From the line containing "svg-text:0%: 0% (715, 450, 734, 465)" up to and including the line containing "svg-text:4%: 4% (791, 450, 810, 465)", lay out the items as a Markdown table with the columns "Row" and "Line", omitting any blank lines.

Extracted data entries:
* * * *
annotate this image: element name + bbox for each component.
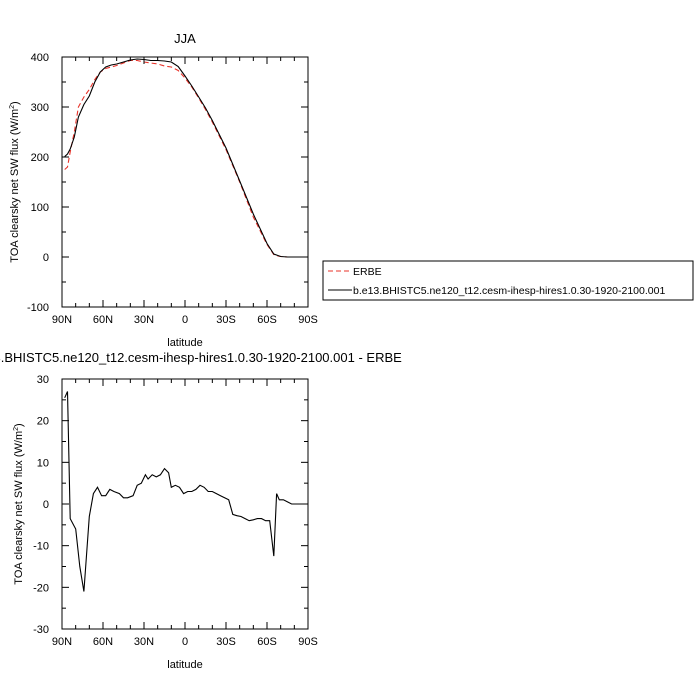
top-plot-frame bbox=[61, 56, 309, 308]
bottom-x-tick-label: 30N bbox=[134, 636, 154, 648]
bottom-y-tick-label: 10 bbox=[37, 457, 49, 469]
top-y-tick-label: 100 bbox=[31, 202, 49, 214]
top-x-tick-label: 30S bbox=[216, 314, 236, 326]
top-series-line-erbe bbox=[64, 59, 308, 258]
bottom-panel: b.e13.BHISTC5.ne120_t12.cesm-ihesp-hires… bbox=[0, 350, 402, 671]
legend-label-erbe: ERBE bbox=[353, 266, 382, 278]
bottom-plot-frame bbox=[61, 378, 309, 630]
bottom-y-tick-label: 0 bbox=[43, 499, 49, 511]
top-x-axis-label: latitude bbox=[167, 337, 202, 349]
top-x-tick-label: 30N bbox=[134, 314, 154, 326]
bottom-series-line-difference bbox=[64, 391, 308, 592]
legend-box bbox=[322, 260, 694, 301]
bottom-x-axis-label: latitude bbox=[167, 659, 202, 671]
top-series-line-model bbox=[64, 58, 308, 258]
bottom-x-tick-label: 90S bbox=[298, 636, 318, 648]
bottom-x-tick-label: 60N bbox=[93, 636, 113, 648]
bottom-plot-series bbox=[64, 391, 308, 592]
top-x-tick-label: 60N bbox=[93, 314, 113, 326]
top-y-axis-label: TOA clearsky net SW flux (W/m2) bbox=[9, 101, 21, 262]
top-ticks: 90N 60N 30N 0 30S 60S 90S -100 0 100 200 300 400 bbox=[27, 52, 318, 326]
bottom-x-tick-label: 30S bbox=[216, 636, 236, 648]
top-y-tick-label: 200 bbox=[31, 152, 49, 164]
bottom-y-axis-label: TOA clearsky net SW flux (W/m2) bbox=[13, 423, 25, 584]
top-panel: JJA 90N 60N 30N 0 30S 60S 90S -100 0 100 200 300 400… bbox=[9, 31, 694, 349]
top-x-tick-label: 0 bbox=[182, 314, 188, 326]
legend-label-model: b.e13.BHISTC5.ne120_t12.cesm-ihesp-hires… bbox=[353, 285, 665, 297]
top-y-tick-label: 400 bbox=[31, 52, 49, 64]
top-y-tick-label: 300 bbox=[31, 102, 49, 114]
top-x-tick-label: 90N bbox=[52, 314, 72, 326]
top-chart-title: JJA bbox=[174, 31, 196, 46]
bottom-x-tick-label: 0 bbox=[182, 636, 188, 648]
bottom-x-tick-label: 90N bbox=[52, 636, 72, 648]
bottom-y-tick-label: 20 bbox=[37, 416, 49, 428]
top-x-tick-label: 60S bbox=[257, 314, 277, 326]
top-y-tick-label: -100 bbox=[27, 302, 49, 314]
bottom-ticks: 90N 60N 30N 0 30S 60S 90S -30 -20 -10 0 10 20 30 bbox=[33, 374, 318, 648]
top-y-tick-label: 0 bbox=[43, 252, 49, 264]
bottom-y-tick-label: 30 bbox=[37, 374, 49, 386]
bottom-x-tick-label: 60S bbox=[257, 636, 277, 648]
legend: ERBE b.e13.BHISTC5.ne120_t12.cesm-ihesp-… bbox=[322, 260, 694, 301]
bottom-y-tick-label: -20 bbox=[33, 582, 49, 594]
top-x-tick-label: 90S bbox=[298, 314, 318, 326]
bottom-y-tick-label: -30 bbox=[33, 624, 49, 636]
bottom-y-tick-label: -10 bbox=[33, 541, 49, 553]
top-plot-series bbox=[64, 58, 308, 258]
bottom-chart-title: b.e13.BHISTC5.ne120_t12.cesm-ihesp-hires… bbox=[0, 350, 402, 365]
* * * *
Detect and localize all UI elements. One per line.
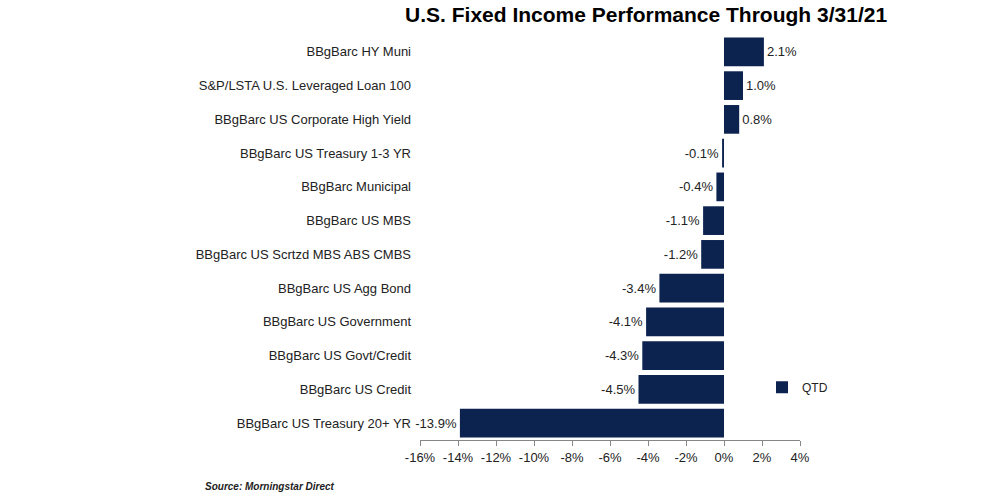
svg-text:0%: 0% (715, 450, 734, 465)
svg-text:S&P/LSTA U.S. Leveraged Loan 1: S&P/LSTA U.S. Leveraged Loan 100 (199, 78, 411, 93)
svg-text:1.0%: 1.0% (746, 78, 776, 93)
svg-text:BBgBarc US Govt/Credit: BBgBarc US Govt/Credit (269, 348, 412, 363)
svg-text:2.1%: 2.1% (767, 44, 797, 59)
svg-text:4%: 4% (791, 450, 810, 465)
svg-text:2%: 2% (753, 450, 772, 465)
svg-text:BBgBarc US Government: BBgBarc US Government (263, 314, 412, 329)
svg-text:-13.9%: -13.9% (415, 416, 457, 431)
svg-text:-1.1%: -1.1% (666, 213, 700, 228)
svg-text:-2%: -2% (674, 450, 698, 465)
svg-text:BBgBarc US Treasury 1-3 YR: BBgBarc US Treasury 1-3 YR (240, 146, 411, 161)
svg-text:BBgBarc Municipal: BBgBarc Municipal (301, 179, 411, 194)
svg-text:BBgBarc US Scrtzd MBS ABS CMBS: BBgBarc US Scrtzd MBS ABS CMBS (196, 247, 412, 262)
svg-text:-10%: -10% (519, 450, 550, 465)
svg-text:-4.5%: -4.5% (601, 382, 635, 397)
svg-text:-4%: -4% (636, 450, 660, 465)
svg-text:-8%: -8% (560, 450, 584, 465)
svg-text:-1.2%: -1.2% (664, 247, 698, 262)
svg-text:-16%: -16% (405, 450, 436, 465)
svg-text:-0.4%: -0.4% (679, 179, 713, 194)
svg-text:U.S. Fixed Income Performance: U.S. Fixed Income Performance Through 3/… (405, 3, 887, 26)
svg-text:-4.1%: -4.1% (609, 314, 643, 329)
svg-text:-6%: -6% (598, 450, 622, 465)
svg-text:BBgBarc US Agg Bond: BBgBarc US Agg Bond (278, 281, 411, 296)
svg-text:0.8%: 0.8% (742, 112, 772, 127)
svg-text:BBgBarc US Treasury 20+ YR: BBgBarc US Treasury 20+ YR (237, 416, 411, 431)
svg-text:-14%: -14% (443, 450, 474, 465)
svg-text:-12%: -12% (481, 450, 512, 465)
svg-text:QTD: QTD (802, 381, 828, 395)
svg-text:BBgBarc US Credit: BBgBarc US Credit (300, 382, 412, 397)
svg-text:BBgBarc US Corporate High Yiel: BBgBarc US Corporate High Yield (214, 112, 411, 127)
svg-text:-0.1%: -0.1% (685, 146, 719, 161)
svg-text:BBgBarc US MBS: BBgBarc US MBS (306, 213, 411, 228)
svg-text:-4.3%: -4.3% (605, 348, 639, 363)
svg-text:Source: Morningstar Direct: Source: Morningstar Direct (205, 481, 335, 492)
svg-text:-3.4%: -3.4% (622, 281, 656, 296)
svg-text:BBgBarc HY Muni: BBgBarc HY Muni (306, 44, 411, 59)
* * * *
**Full answer**
| Row | Line |
|---|---|
| 1 | svg-text:0%: 0% (715, 450, 734, 465) |
| 2 | svg-text:S&P/LSTA U.S. Leveraged Loan 1: S&P/LSTA U.S. Leveraged Loan 100 (199, 78, 411, 93) |
| 3 | svg-text:1.0%: 1.0% (746, 78, 776, 93) |
| 4 | svg-text:BBgBarc US Govt/Credit: BBgBarc US Govt/Credit (269, 348, 412, 363) |
| 5 | svg-text:2.1%: 2.1% (767, 44, 797, 59) |
| 6 | svg-text:4%: 4% (791, 450, 810, 465) |